--- Begin MATERIAL SHOWN ---

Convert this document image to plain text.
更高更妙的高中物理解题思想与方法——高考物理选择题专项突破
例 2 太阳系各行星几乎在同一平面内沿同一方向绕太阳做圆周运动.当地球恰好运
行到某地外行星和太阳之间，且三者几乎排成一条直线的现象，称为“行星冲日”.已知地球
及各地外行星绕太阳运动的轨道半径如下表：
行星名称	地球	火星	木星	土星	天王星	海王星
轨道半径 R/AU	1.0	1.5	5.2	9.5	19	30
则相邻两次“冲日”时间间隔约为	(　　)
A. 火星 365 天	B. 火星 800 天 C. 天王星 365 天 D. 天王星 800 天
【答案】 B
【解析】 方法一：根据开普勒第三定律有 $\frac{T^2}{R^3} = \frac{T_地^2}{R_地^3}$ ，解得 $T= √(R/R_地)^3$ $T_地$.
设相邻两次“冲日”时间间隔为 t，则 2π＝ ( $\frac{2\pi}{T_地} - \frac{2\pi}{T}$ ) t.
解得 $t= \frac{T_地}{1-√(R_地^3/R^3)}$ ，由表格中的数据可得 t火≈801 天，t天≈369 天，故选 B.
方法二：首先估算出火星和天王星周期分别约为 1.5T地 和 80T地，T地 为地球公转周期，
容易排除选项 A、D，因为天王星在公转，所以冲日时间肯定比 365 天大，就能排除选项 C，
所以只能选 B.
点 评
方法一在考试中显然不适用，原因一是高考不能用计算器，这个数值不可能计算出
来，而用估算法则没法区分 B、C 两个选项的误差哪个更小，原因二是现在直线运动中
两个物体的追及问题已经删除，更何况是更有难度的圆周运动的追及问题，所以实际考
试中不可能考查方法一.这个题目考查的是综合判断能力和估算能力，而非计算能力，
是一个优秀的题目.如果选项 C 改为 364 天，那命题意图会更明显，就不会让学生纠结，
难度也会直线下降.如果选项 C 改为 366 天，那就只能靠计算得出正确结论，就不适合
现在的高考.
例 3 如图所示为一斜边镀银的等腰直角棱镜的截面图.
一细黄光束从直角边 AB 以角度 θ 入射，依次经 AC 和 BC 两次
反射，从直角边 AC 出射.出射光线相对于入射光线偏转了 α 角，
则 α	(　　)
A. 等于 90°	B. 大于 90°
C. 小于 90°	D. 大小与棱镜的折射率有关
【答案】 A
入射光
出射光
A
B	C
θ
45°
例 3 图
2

--- End MATERIAL SHOWN ---
--- Begin MATERIAL SHOWN ---

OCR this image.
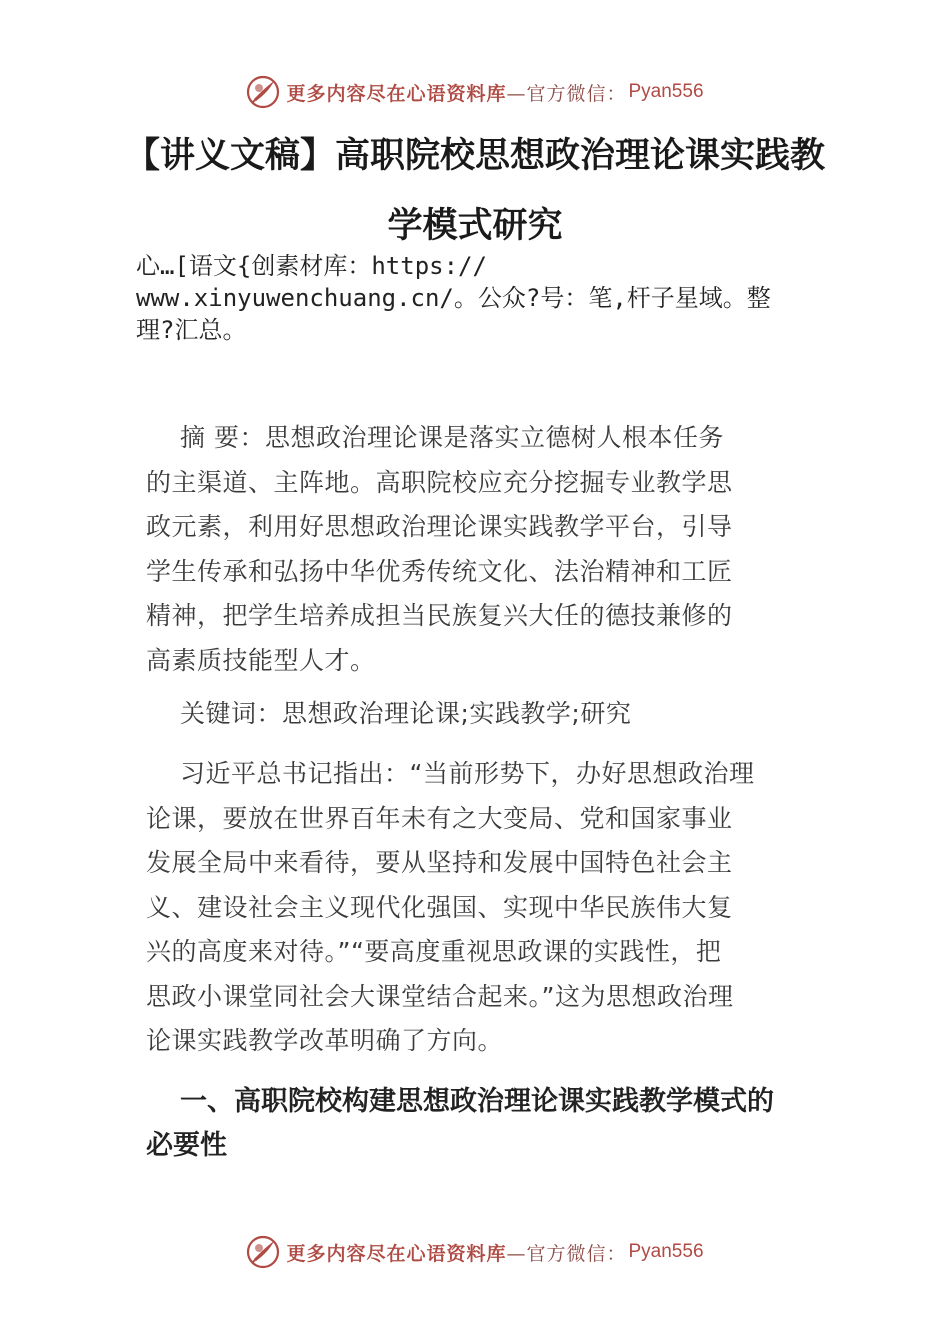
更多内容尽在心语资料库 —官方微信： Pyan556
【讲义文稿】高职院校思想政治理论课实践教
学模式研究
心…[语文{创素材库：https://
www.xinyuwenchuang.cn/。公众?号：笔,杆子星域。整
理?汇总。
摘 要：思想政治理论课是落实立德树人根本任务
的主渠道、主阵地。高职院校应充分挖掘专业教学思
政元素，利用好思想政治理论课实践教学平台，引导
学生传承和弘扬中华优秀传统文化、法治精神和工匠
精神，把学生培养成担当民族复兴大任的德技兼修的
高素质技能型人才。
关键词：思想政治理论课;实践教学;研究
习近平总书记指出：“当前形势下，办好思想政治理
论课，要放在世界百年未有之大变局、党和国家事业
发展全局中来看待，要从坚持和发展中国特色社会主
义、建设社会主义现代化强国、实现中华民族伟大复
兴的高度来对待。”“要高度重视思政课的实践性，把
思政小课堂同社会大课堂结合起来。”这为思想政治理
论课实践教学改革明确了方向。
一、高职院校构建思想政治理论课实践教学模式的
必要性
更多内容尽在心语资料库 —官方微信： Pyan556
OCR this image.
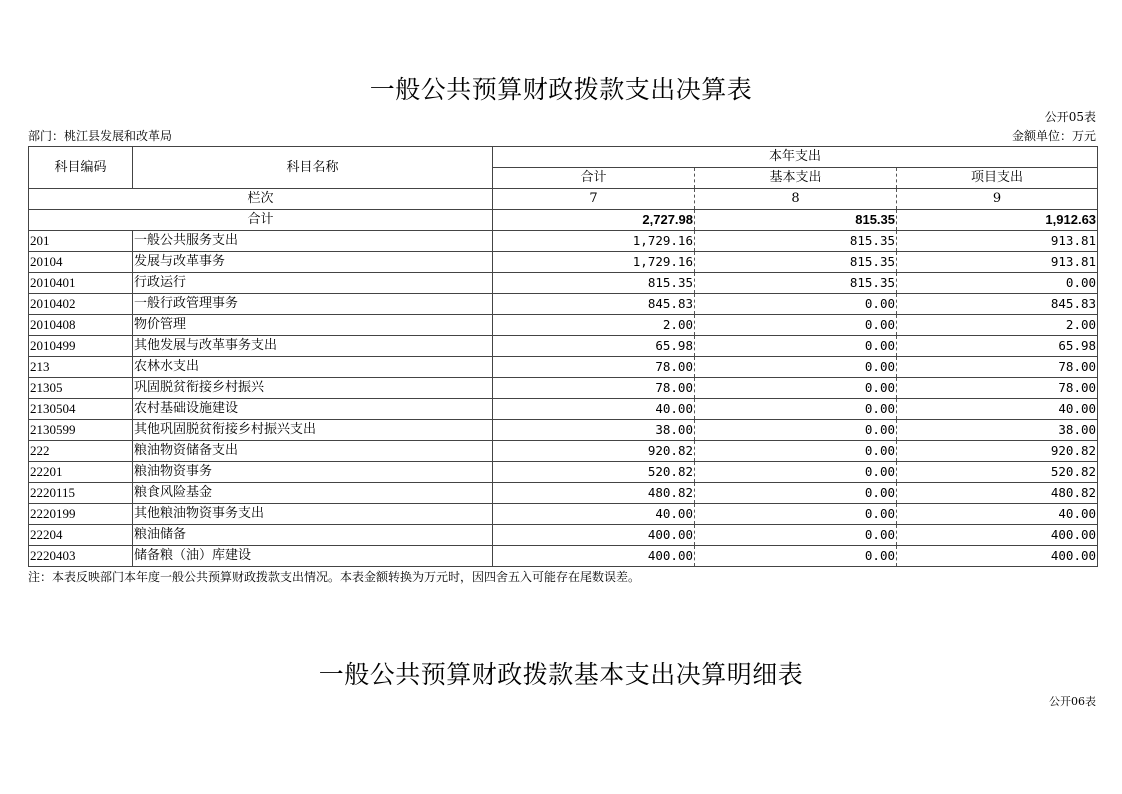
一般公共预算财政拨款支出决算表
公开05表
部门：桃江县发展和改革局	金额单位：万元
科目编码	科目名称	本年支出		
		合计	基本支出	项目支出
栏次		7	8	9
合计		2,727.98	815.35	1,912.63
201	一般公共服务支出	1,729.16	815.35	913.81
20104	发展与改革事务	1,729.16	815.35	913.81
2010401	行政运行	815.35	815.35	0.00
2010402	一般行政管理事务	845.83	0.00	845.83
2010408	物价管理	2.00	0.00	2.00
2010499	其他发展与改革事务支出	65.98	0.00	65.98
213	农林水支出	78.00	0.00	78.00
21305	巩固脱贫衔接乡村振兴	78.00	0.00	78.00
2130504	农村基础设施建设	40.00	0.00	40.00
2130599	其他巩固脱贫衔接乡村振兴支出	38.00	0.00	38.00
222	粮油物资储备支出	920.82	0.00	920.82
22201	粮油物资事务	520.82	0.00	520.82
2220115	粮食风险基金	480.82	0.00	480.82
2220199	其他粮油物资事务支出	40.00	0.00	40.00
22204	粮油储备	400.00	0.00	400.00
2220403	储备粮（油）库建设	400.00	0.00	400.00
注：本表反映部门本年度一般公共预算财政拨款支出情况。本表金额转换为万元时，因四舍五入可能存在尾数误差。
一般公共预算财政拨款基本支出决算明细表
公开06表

--- End MATERIAL SHOWN ---

GIVEN INSTRUCTION: Pull out all lines from the entries above in which the word "如果选项" appears.

FULL SOLUTION:
是一个优秀的题目.如果选项 C 改为 364 天，那命题意图会更明显，就不会让学生纠结，
难度也会直线下降.如果选项 C 改为 366 天，那就只能靠计算得出正确结论，就不适合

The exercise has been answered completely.